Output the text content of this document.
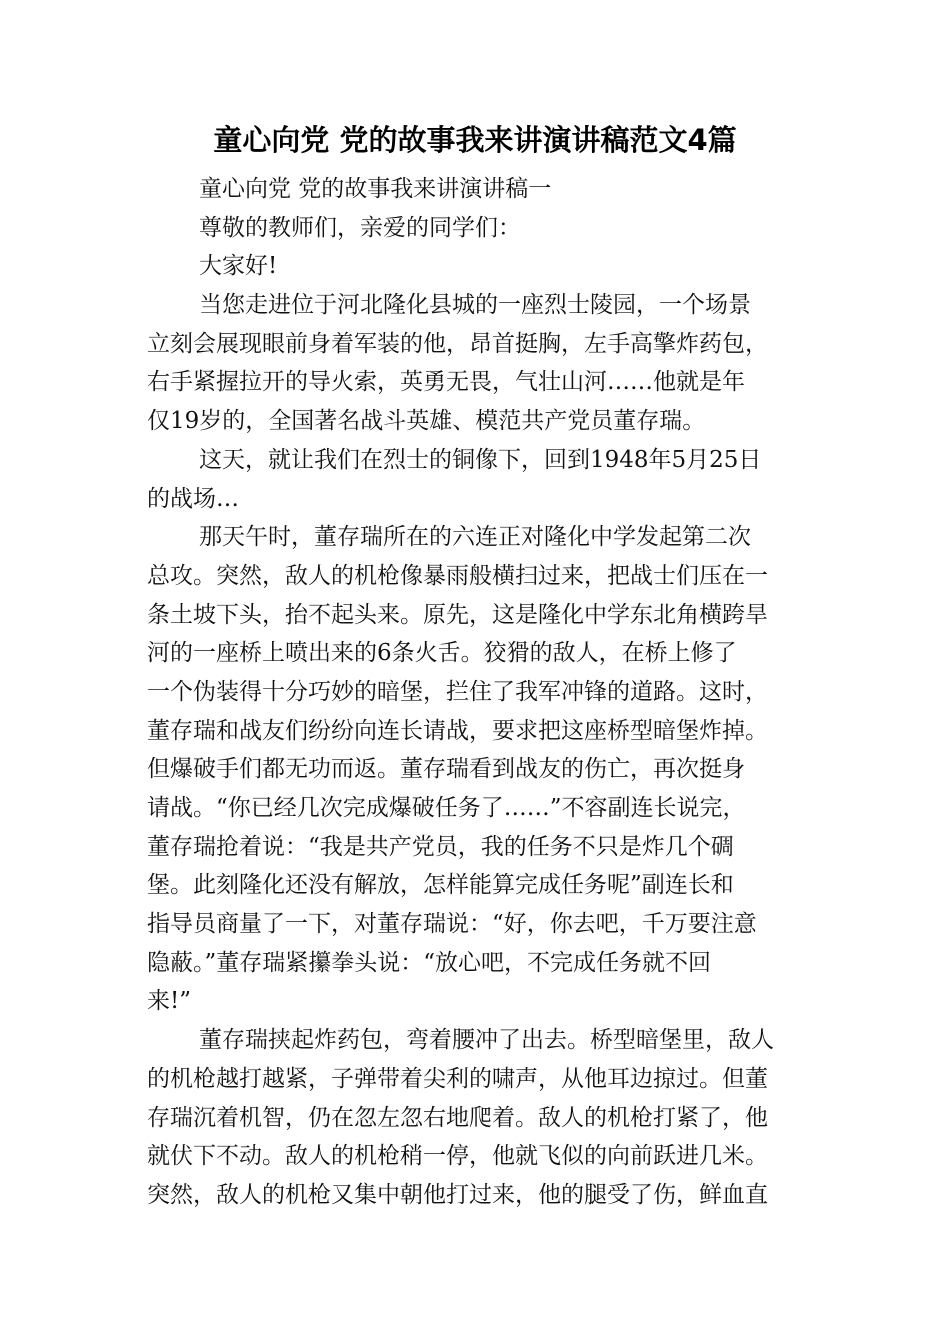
童心向党 党的故事我来讲演讲稿范文4篇
童心向党 党的故事我来讲演讲稿一
尊敬的教师们，亲爱的同学们：
大家好!
当您走进位于河北隆化县城的一座烈士陵园，一个场景
立刻会展现眼前身着军装的他，昂首挺胸，左手高擎炸药包，
右手紧握拉开的导火索，英勇无畏，气壮山河……他就是年
仅19岁的，全国著名战斗英雄、模范共产党员董存瑞。
这天，就让我们在烈士的铜像下，回到1948年5月25日
的战场…
那天午时，董存瑞所在的六连正对隆化中学发起第二次
总攻。突然，敌人的机枪像暴雨般横扫过来，把战士们压在一
条土坡下头，抬不起头来。原先，这是隆化中学东北角横跨旱
河的一座桥上喷出来的6条火舌。狡猾的敌人，在桥上修了
一个伪装得十分巧妙的暗堡，拦住了我军冲锋的道路。这时，
董存瑞和战友们纷纷向连长请战，要求把这座桥型暗堡炸掉。
但爆破手们都无功而返。董存瑞看到战友的伤亡，再次挺身
请战。“你已经几次完成爆破任务了……”不容副连长说完，
董存瑞抢着说：“我是共产党员，我的任务不只是炸几个碉
堡。此刻隆化还没有解放，怎样能算完成任务呢”副连长和
指导员商量了一下，对董存瑞说：“好，你去吧，千万要注意
隐蔽。”董存瑞紧攥拳头说：“放心吧，不完成任务就不回
来!”
董存瑞挟起炸药包，弯着腰冲了出去。桥型暗堡里，敌人
的机枪越打越紧，子弹带着尖利的啸声，从他耳边掠过。但董
存瑞沉着机智，仍在忽左忽右地爬着。敌人的机枪打紧了，他
就伏下不动。敌人的机枪稍一停，他就飞似的向前跃进几米。
突然，敌人的机枪又集中朝他打过来，他的腿受了伤，鲜血直
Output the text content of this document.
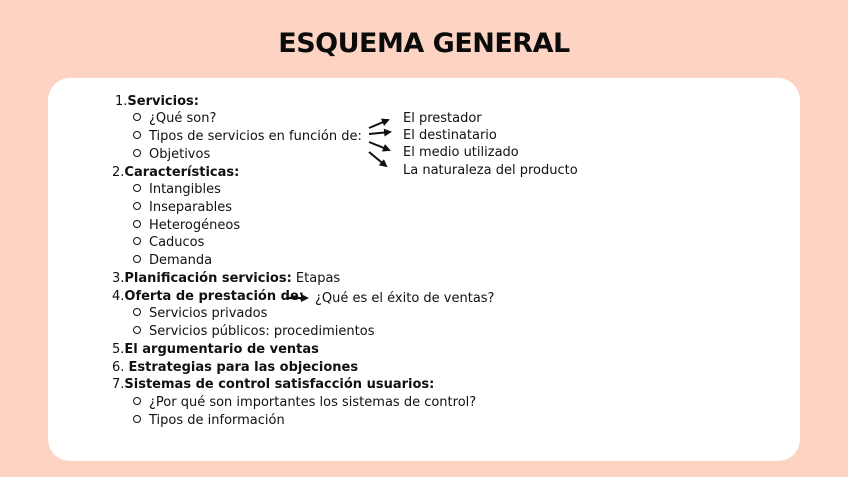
ESQUEMA GENERAL
1.Servicios:
¿Qué son?
Tipos de servicios en función de:
Objetivos
El prestador
El destinatario
El medio utilizado
La naturaleza del producto
2.Características:
Intangibles
Inseparables
Heterogéneos
Caducos
Demanda
3.Planificación servicios: Etapas
4.Oferta de prestación de: ¿Qué es el éxito de ventas?
Servicios privados
Servicios públicos: procedimientos
5.El argumentario de ventas
6. Estrategias para las objeciones
7.Sistemas de control satisfacción usuarios:
¿Por qué son importantes los sistemas de control?
Tipos de información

* [Exercise aim]: Transcribe all the records above word for word, without their images.

* [Response for this exercise]:
Output the text content of this document.
童心向党 党的故事我来讲演讲稿范文4篇
童心向党 党的故事我来讲演讲稿一
尊敬的教师们，亲爱的同学们：
大家好!
当您走进位于河北隆化县城的一座烈士陵园，一个场景
立刻会展现眼前身着军装的他，昂首挺胸，左手高擎炸药包，
右手紧握拉开的导火索，英勇无畏，气壮山河……他就是年
仅19岁的，全国著名战斗英雄、模范共产党员董存瑞。
这天，就让我们在烈士的铜像下，回到1948年5月25日
的战场…
那天午时，董存瑞所在的六连正对隆化中学发起第二次
总攻。突然，敌人的机枪像暴雨般横扫过来，把战士们压在一
条土坡下头，抬不起头来。原先，这是隆化中学东北角横跨旱
河的一座桥上喷出来的6条火舌。狡猾的敌人，在桥上修了
一个伪装得十分巧妙的暗堡，拦住了我军冲锋的道路。这时，
董存瑞和战友们纷纷向连长请战，要求把这座桥型暗堡炸掉。
但爆破手们都无功而返。董存瑞看到战友的伤亡，再次挺身
请战。“你已经几次完成爆破任务了……”不容副连长说完，
董存瑞抢着说：“我是共产党员，我的任务不只是炸几个碉
堡。此刻隆化还没有解放，怎样能算完成任务呢”副连长和
指导员商量了一下，对董存瑞说：“好，你去吧，千万要注意
隐蔽。”董存瑞紧攥拳头说：“放心吧，不完成任务就不回
来!”
董存瑞挟起炸药包，弯着腰冲了出去。桥型暗堡里，敌人
的机枪越打越紧，子弹带着尖利的啸声，从他耳边掠过。但董
存瑞沉着机智，仍在忽左忽右地爬着。敌人的机枪打紧了，他
就伏下不动。敌人的机枪稍一停，他就飞似的向前跃进几米。
突然，敌人的机枪又集中朝他打过来，他的腿受了伤，鲜血直
Output the text content of this document.
ESQUEMA GENERAL
1.Servicios:
¿Qué son?
Tipos de servicios en función de:
Objetivos
El prestador
El destinatario
El medio utilizado
La naturaleza del producto
2.Características:
Intangibles
Inseparables
Heterogéneos
Caducos
Demanda
3.Planificación servicios: Etapas
4.Oferta de prestación de: ¿Qué es el éxito de ventas?
Servicios privados
Servicios públicos: procedimientos
5.El argumentario de ventas
6. Estrategias para las objeciones
7.Sistemas de control satisfacción usuarios:
¿Por qué son importantes los sistemas de control?
Tipos de información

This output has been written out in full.